Data excerpts
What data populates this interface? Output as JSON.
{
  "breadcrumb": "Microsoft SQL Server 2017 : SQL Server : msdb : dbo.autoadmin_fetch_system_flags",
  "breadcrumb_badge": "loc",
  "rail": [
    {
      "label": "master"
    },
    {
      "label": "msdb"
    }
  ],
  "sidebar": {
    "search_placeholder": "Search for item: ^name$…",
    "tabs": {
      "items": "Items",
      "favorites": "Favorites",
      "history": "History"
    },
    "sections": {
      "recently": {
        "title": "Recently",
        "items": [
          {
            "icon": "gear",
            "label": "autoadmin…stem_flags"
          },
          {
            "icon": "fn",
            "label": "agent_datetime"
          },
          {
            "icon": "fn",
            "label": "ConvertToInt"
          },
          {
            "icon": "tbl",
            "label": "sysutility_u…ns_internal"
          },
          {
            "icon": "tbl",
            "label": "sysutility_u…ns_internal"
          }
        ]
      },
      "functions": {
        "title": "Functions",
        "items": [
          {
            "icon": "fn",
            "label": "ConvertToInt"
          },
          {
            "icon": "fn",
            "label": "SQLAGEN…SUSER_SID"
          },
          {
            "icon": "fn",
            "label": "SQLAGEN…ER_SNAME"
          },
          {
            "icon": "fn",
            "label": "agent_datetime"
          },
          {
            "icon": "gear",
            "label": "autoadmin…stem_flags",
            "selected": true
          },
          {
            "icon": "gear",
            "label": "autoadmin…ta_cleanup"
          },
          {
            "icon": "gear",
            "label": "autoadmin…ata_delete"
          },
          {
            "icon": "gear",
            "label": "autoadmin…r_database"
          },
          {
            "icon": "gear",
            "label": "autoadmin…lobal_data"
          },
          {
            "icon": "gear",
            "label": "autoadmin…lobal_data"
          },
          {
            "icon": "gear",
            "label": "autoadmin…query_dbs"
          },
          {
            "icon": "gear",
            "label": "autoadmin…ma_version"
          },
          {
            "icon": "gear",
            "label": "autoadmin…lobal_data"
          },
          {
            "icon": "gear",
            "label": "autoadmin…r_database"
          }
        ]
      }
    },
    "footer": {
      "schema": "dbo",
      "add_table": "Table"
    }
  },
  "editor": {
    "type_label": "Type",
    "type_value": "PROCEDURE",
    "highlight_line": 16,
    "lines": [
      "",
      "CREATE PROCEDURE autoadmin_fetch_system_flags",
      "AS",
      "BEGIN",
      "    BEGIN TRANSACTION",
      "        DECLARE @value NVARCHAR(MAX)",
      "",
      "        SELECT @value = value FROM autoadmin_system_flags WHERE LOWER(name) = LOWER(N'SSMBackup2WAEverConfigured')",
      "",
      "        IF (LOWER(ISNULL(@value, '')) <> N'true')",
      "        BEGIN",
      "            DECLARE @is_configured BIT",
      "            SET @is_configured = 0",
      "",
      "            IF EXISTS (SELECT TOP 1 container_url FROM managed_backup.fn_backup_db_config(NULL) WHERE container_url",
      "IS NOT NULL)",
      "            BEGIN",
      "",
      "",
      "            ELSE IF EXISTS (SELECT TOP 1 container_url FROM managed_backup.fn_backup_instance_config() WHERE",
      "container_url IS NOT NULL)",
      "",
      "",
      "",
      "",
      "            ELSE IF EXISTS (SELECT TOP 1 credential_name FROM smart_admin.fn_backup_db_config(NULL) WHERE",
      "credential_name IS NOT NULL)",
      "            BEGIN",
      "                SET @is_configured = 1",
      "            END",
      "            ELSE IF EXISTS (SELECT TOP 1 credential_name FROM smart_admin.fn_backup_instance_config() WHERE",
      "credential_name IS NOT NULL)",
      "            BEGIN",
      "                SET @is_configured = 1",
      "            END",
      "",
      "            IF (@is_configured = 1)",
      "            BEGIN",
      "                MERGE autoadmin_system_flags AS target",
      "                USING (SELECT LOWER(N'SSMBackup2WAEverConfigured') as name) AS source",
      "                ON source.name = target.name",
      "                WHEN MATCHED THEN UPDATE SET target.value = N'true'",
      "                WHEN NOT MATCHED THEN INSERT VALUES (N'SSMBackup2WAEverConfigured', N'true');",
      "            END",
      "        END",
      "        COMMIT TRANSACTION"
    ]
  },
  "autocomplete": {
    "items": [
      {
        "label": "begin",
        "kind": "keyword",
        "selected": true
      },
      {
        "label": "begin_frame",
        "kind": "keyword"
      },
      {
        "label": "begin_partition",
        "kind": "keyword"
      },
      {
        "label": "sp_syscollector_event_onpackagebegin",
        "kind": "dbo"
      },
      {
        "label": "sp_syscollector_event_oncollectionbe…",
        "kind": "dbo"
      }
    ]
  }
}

Work instructions: From the records above, extract everything verbatim.

Solution:
What data populates this interface? Output as JSON.
{
  "breadcrumb": "Microsoft SQL Server 2017 : SQL Server : msdb : dbo.autoadmin_fetch_system_flags",
  "breadcrumb_badge": "loc",
  "rail": [
    {
      "label": "master"
    },
    {
      "label": "msdb"
    }
  ],
  "sidebar": {
    "search_placeholder": "Search for item: ^name$…",
    "tabs": {
      "items": "Items",
      "favorites": "Favorites",
      "history": "History"
    },
    "sections": {
      "recently": {
        "title": "Recently",
        "items": [
          {
            "icon": "gear",
            "label": "autoadmin…stem_flags"
          },
          {
            "icon": "fn",
            "label": "agent_datetime"
          },
          {
            "icon": "fn",
            "label": "ConvertToInt"
          },
          {
            "icon": "tbl",
            "label": "sysutility_u…ns_internal"
          },
          {
            "icon": "tbl",
            "label": "sysutility_u…ns_internal"
          }
        ]
      },
      "functions": {
        "title": "Functions",
        "items": [
          {
            "icon": "fn",
            "label": "ConvertToInt"
          },
          {
            "icon": "fn",
            "label": "SQLAGEN…SUSER_SID"
          },
          {
            "icon": "fn",
            "label": "SQLAGEN…ER_SNAME"
          },
          {
            "icon": "fn",
            "label": "agent_datetime"
          },
          {
            "icon": "gear",
            "label": "autoadmin…stem_flags",
            "selected": true
          },
          {
            "icon": "gear",
            "label": "autoadmin…ta_cleanup"
          },
          {
            "icon": "gear",
            "label": "autoadmin…ata_delete"
          },
          {
            "icon": "gear",
            "label": "autoadmin…r_database"
          },
          {
            "icon": "gear",
            "label": "autoadmin…lobal_data"
          },
          {
            "icon": "gear",
            "label": "autoadmin…lobal_data"
          },
          {
            "icon": "gear",
            "label": "autoadmin…query_dbs"
          },
          {
            "icon": "gear",
            "label": "autoadmin…ma_version"
          },
          {
            "icon": "gear",
            "label": "autoadmin…lobal_data"
          },
          {
            "icon": "gear",
            "label": "autoadmin…r_database"
          }
        ]
      }
    },
    "footer": {
      "schema": "dbo",
      "add_table": "Table"
    }
  },
  "editor": {
    "type_label": "Type",
    "type_value": "PROCEDURE",
    "highlight_line": 16,
    "lines": [
      "",
      "CREATE PROCEDURE autoadmin_fetch_system_flags",
      "AS",
      "BEGIN",
      "    BEGIN TRANSACTION",
      "        DECLARE @value NVARCHAR(MAX)",
      "",
      "        SELECT @value = value FROM autoadmin_system_flags WHERE LOWER(name) = LOWER(N'SSMBackup2WAEverConfigured')",
      "",
      "        IF (LOWER(ISNULL(@value, '')) <> N'true')",
      "        BEGIN",
      "            DECLARE @is_configured BIT",
      "            SET @is_configured = 0",
      "",
      "            IF EXISTS (SELECT TOP 1 container_url FROM managed_backup.fn_backup_db_config(NULL) WHERE container_url",
      "IS NOT NULL)",
      "            BEGIN",
      "",
      "",
      "            ELSE IF EXISTS (SELECT TOP 1 container_url FROM managed_backup.fn_backup_instance_config() WHERE",
      "container_url IS NOT NULL)",
      "",
      "",
      "",
      "",
      "            ELSE IF EXISTS (SELECT TOP 1 credential_name FROM smart_admin.fn_backup_db_config(NULL) WHERE",
      "credential_name IS NOT NULL)",
      "            BEGIN",
      "                SET @is_configured = 1",
      "            END",
      "            ELSE IF EXISTS (SELECT TOP 1 credential_name FROM smart_admin.fn_backup_instance_config() WHERE",
      "credential_name IS NOT NULL)",
      "            BEGIN",
      "                SET @is_configured = 1",
      "            END",
      "",
      "            IF (@is_configured = 1)",
      "            BEGIN",
      "                MERGE autoadmin_system_flags AS target",
      "                USING (SELECT LOWER(N'SSMBackup2WAEverConfigured') as name) AS source",
      "                ON source.name = target.name",
      "                WHEN MATCHED THEN UPDATE SET target.value = N'true'",
      "                WHEN NOT MATCHED THEN INSERT VALUES (N'SSMBackup2WAEverConfigured', N'true');",
      "            END",
      "        END",
      "        COMMIT TRANSACTION"
    ]
  },
  "autocomplete": {
    "items": [
      {
        "label": "begin",
        "kind": "keyword",
        "selected": true
      },
      {
        "label": "begin_frame",
        "kind": "keyword"
      },
      {
        "label": "begin_partition",
        "kind": "keyword"
      },
      {
        "label": "sp_syscollector_event_onpackagebegin",
        "kind": "dbo"
      },
      {
        "label": "sp_syscollector_event_oncollectionbe…",
        "kind": "dbo"
      }
    ]
  }
}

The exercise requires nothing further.